__Instructions to follow__.
Type out the data exactly as given. Skip any image.

__Exercise materials__.

○ ○ ○ ○ ○

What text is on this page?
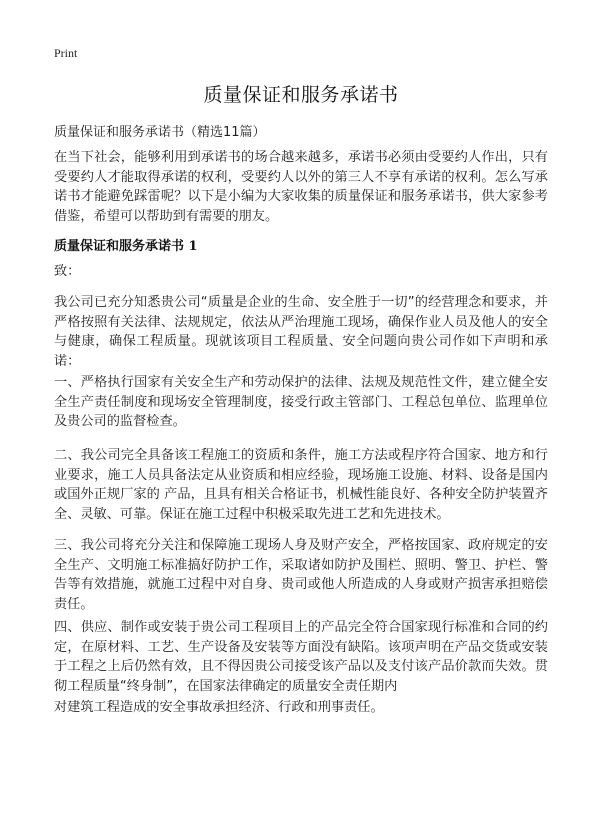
Print
质量保证和服务承诺书
质量保证和服务承诺书（精选11篇）

在当下社会，能够利用到承诺书的场合越来越多，承诺书必须由受要约人作出，只有受要约人才能取得承诺的权利，受要约人以外的第三人不享有承诺的权利。怎么写承诺书才能避免踩雷呢？以下是小编为大家收集的质量保证和服务承诺书，供大家参考借鉴，希望可以帮助到有需要的朋友。

质量保证和服务承诺书 1

致：

我公司已充分知悉贵公司“质量是企业的生命、安全胜于一切”的经营理念和要求，并严格按照有关法律、法规规定，依法从严治理施工现场，确保作业人员及他人的安全与健康，确保工程质量。现就该项目工程质量、安全问题向贵公司作如下声明和承诺：

一、严格执行国家有关安全生产和劳动保护的法律、法规及规范性文件，建立健全安全生产责任制度和现场安全管理制度，接受行政主管部门、工程总包单位、监理单位及贵公司的监督检查。

二、我公司完全具备该工程施工的资质和条件，施工方法或程序符合国家、地方和行业要求，施工人员具备法定从业资质和相应经验，现场施工设施、材料、设备是国内或国外正规厂家的 产品，且具有相关合格证书，机械性能良好、各种安全防护装置齐全、灵敏、可靠。保证在施工过程中积极采取先进工艺和先进技术。

三、我公司将充分关注和保障施工现场人身及财产安全，严格按国家、政府规定的安全生产、文明施工标准搞好防护工作，采取诸如防护及围栏、照明、警卫、护栏、警告等有效措施，就施工过程中对自身、贵司或他人所造成的人身或财产损害承担赔偿责任。

四、供应、制作或安装于贵公司工程项目上的产品完全符合国家现行标准和合同的约定，在原材料、工艺、生产设备及安装等方面没有缺陷。该项声明在产品交货或安装于工程之上后仍然有效，且不得因贵公司接受该产品以及支付该产品价款而失效。贯彻工程质量“终身制”，在国家法律确定的质量安全责任期内

对建筑工程造成的安全事故承担经济、行政和刑事责任。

○ ○ ○ ○ ○

__Task result__.
What text is on this page?
Print
质量保证和服务承诺书
质量保证和服务承诺书（精选11篇）

在当下社会，能够利用到承诺书的场合越来越多，承诺书必须由受要约人作出，只有受要约人才能取得承诺的权利，受要约人以外的第三人不享有承诺的权利。怎么写承诺书才能避免踩雷呢？以下是小编为大家收集的质量保证和服务承诺书，供大家参考借鉴，希望可以帮助到有需要的朋友。

质量保证和服务承诺书 1

致：

我公司已充分知悉贵公司“质量是企业的生命、安全胜于一切”的经营理念和要求，并严格按照有关法律、法规规定，依法从严治理施工现场，确保作业人员及他人的安全与健康，确保工程质量。现就该项目工程质量、安全问题向贵公司作如下声明和承诺：

一、严格执行国家有关安全生产和劳动保护的法律、法规及规范性文件，建立健全安全生产责任制度和现场安全管理制度，接受行政主管部门、工程总包单位、监理单位及贵公司的监督检查。

二、我公司完全具备该工程施工的资质和条件，施工方法或程序符合国家、地方和行业要求，施工人员具备法定从业资质和相应经验，现场施工设施、材料、设备是国内或国外正规厂家的 产品，且具有相关合格证书，机械性能良好、各种安全防护装置齐全、灵敏、可靠。保证在施工过程中积极采取先进工艺和先进技术。

三、我公司将充分关注和保障施工现场人身及财产安全，严格按国家、政府规定的安全生产、文明施工标准搞好防护工作，采取诸如防护及围栏、照明、警卫、护栏、警告等有效措施，就施工过程中对自身、贵司或他人所造成的人身或财产损害承担赔偿责任。

四、供应、制作或安装于贵公司工程项目上的产品完全符合国家现行标准和合同的约定，在原材料、工艺、生产设备及安装等方面没有缺陷。该项声明在产品交货或安装于工程之上后仍然有效，且不得因贵公司接受该产品以及支付该产品价款而失效。贯彻工程质量“终身制”，在国家法律确定的质量安全责任期内

对建筑工程造成的安全事故承担经济、行政和刑事责任。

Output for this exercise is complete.